(Stored data)
--- Begin ---

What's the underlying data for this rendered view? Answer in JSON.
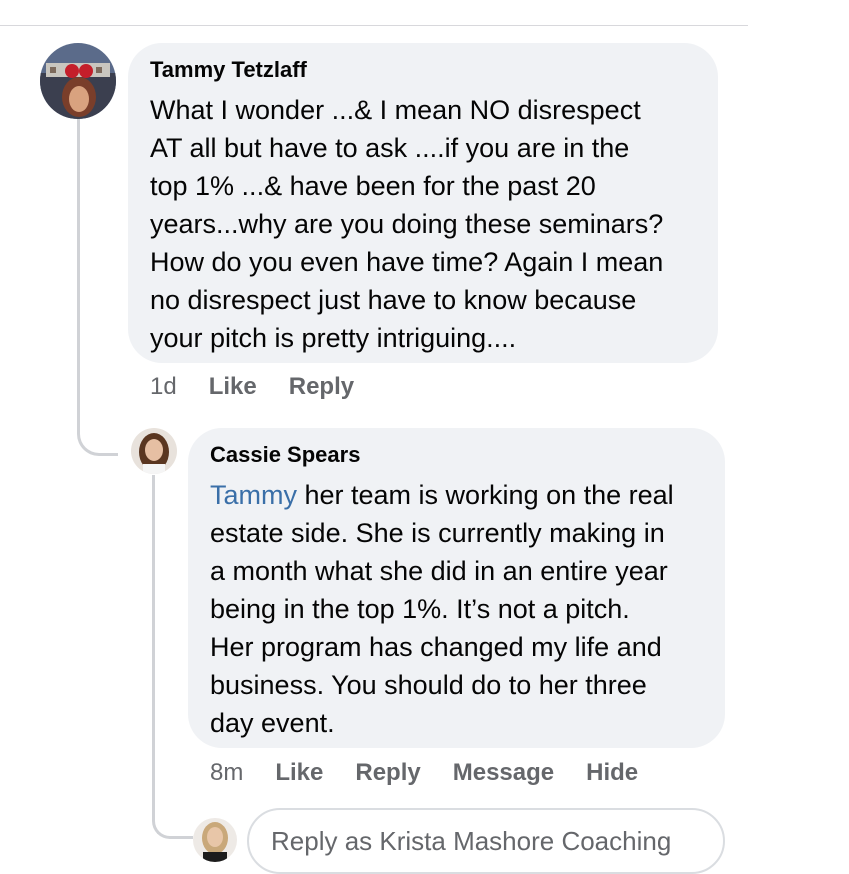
{
  "comments": [
    {
      "author": "Tammy Tetzlaff",
      "text_lines": [
        "What I wonder ...& I mean NO disrespect",
        "AT all but have to ask ....if you are in the",
        "top 1% ...& have been for the past 20",
        "years...why are you doing these seminars?",
        "How do you even have time?  Again I mean",
        "no disrespect just have to know because",
        "your pitch is pretty intriguing...."
      ],
      "time": "1d",
      "actions": [
        "Like",
        "Reply"
      ]
    }
  ],
  "reply": {
    "author": "Cassie Spears",
    "mention": "Tammy",
    "first_line_rest": " her team is working on the real",
    "text_lines": [
      "estate side. She is currently making in",
      "a month what she did in an entire year",
      "being in the top 1%. It’s not a pitch.",
      "Her program has changed my life and",
      "business. You should do to her three",
      "day event."
    ],
    "time": "8m",
    "actions": [
      "Like",
      "Reply",
      "Message",
      "Hide"
    ]
  },
  "composer": {
    "placeholder": "Reply as Krista Mashore Coaching"
  },
  "colors": {
    "bubble": "#f0f2f5",
    "mention": "#3a6fa8",
    "secondary_text": "#65676b",
    "thread_line": "#d0d2d6"
  }
}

--- End ---

#### EXERCISE:
In the listing above, count each line that holds the string "mean". Give the number only.

#### FINAL RESULT:
2